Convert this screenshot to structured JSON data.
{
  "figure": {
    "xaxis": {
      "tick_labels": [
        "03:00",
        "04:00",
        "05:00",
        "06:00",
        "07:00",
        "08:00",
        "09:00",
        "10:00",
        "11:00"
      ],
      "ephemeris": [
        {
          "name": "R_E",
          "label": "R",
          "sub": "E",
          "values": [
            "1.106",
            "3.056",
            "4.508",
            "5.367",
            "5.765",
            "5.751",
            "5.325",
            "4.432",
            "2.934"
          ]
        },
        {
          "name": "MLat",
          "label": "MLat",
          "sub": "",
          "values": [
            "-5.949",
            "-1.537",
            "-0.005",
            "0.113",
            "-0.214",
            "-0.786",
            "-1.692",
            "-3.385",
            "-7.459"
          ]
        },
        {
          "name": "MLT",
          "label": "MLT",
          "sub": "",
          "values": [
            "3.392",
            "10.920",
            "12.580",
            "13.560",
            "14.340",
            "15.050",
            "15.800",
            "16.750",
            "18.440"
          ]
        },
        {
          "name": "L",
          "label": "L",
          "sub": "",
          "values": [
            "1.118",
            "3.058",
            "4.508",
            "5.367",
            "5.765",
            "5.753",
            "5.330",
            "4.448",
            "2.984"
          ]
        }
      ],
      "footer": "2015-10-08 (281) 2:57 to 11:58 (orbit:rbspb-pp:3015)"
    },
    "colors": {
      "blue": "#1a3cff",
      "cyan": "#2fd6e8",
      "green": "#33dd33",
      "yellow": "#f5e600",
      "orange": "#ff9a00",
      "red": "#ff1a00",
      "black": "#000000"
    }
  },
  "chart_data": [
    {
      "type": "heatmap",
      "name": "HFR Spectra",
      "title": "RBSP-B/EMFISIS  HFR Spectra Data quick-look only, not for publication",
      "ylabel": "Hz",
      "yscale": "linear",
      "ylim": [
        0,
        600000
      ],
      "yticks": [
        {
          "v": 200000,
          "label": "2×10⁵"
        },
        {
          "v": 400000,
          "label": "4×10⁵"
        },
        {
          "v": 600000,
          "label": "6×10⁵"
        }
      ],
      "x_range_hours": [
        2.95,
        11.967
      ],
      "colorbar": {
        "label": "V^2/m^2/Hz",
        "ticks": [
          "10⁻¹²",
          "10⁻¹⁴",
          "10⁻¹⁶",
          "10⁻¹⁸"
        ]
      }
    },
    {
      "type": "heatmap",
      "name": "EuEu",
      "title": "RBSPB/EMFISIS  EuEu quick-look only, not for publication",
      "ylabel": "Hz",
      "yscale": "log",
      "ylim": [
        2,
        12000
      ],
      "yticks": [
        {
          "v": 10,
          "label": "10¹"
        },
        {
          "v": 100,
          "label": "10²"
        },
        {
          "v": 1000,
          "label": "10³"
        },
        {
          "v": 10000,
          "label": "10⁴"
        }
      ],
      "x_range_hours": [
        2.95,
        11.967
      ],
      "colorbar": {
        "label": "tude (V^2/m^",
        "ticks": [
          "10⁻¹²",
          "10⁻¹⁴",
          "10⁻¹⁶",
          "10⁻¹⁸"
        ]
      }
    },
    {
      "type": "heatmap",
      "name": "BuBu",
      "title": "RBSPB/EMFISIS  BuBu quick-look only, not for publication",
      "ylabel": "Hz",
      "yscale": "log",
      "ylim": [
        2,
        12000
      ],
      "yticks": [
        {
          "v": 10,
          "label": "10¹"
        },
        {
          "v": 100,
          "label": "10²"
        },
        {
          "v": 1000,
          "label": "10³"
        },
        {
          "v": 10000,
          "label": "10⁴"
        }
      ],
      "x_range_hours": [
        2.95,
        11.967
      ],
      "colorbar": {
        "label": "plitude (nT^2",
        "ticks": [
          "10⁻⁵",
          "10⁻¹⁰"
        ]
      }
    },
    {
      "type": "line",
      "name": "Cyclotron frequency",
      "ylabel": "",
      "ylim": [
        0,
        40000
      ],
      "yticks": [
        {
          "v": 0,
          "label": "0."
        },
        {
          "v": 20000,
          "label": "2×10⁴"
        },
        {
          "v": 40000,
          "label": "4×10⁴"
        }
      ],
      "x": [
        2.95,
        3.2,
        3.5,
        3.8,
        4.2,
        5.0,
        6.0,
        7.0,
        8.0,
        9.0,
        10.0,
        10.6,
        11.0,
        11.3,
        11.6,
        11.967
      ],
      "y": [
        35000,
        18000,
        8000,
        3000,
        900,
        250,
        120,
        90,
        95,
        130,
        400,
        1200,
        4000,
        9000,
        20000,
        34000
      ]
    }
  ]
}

OBJECTIVE: Extract, word for word, each line of the listing above.

THE RESPONSE:
Convert this screenshot to structured JSON data.
{
  "figure": {
    "xaxis": {
      "tick_labels": [
        "03:00",
        "04:00",
        "05:00",
        "06:00",
        "07:00",
        "08:00",
        "09:00",
        "10:00",
        "11:00"
      ],
      "ephemeris": [
        {
          "name": "R_E",
          "label": "R",
          "sub": "E",
          "values": [
            "1.106",
            "3.056",
            "4.508",
            "5.367",
            "5.765",
            "5.751",
            "5.325",
            "4.432",
            "2.934"
          ]
        },
        {
          "name": "MLat",
          "label": "MLat",
          "sub": "",
          "values": [
            "-5.949",
            "-1.537",
            "-0.005",
            "0.113",
            "-0.214",
            "-0.786",
            "-1.692",
            "-3.385",
            "-7.459"
          ]
        },
        {
          "name": "MLT",
          "label": "MLT",
          "sub": "",
          "values": [
            "3.392",
            "10.920",
            "12.580",
            "13.560",
            "14.340",
            "15.050",
            "15.800",
            "16.750",
            "18.440"
          ]
        },
        {
          "name": "L",
          "label": "L",
          "sub": "",
          "values": [
            "1.118",
            "3.058",
            "4.508",
            "5.367",
            "5.765",
            "5.753",
            "5.330",
            "4.448",
            "2.984"
          ]
        }
      ],
      "footer": "2015-10-08 (281) 2:57 to 11:58 (orbit:rbspb-pp:3015)"
    },
    "colors": {
      "blue": "#1a3cff",
      "cyan": "#2fd6e8",
      "green": "#33dd33",
      "yellow": "#f5e600",
      "orange": "#ff9a00",
      "red": "#ff1a00",
      "black": "#000000"
    }
  },
  "chart_data": [
    {
      "type": "heatmap",
      "name": "HFR Spectra",
      "title": "RBSP-B/EMFISIS  HFR Spectra Data quick-look only, not for publication",
      "ylabel": "Hz",
      "yscale": "linear",
      "ylim": [
        0,
        600000
      ],
      "yticks": [
        {
          "v": 200000,
          "label": "2×10⁵"
        },
        {
          "v": 400000,
          "label": "4×10⁵"
        },
        {
          "v": 600000,
          "label": "6×10⁵"
        }
      ],
      "x_range_hours": [
        2.95,
        11.967
      ],
      "colorbar": {
        "label": "V^2/m^2/Hz",
        "ticks": [
          "10⁻¹²",
          "10⁻¹⁴",
          "10⁻¹⁶",
          "10⁻¹⁸"
        ]
      }
    },
    {
      "type": "heatmap",
      "name": "EuEu",
      "title": "RBSPB/EMFISIS  EuEu quick-look only, not for publication",
      "ylabel": "Hz",
      "yscale": "log",
      "ylim": [
        2,
        12000
      ],
      "yticks": [
        {
          "v": 10,
          "label": "10¹"
        },
        {
          "v": 100,
          "label": "10²"
        },
        {
          "v": 1000,
          "label": "10³"
        },
        {
          "v": 10000,
          "label": "10⁴"
        }
      ],
      "x_range_hours": [
        2.95,
        11.967
      ],
      "colorbar": {
        "label": "tude (V^2/m^",
        "ticks": [
          "10⁻¹²",
          "10⁻¹⁴",
          "10⁻¹⁶",
          "10⁻¹⁸"
        ]
      }
    },
    {
      "type": "heatmap",
      "name": "BuBu",
      "title": "RBSPB/EMFISIS  BuBu quick-look only, not for publication",
      "ylabel": "Hz",
      "yscale": "log",
      "ylim": [
        2,
        12000
      ],
      "yticks": [
        {
          "v": 10,
          "label": "10¹"
        },
        {
          "v": 100,
          "label": "10²"
        },
        {
          "v": 1000,
          "label": "10³"
        },
        {
          "v": 10000,
          "label": "10⁴"
        }
      ],
      "x_range_hours": [
        2.95,
        11.967
      ],
      "colorbar": {
        "label": "plitude (nT^2",
        "ticks": [
          "10⁻⁵",
          "10⁻¹⁰"
        ]
      }
    },
    {
      "type": "line",
      "name": "Cyclotron frequency",
      "ylabel": "",
      "ylim": [
        0,
        40000
      ],
      "yticks": [
        {
          "v": 0,
          "label": "0."
        },
        {
          "v": 20000,
          "label": "2×10⁴"
        },
        {
          "v": 40000,
          "label": "4×10⁴"
        }
      ],
      "x": [
        2.95,
        3.2,
        3.5,
        3.8,
        4.2,
        5.0,
        6.0,
        7.0,
        8.0,
        9.0,
        10.0,
        10.6,
        11.0,
        11.3,
        11.6,
        11.967
      ],
      "y": [
        35000,
        18000,
        8000,
        3000,
        900,
        250,
        120,
        90,
        95,
        130,
        400,
        1200,
        4000,
        9000,
        20000,
        34000
      ]
    }
  ]
}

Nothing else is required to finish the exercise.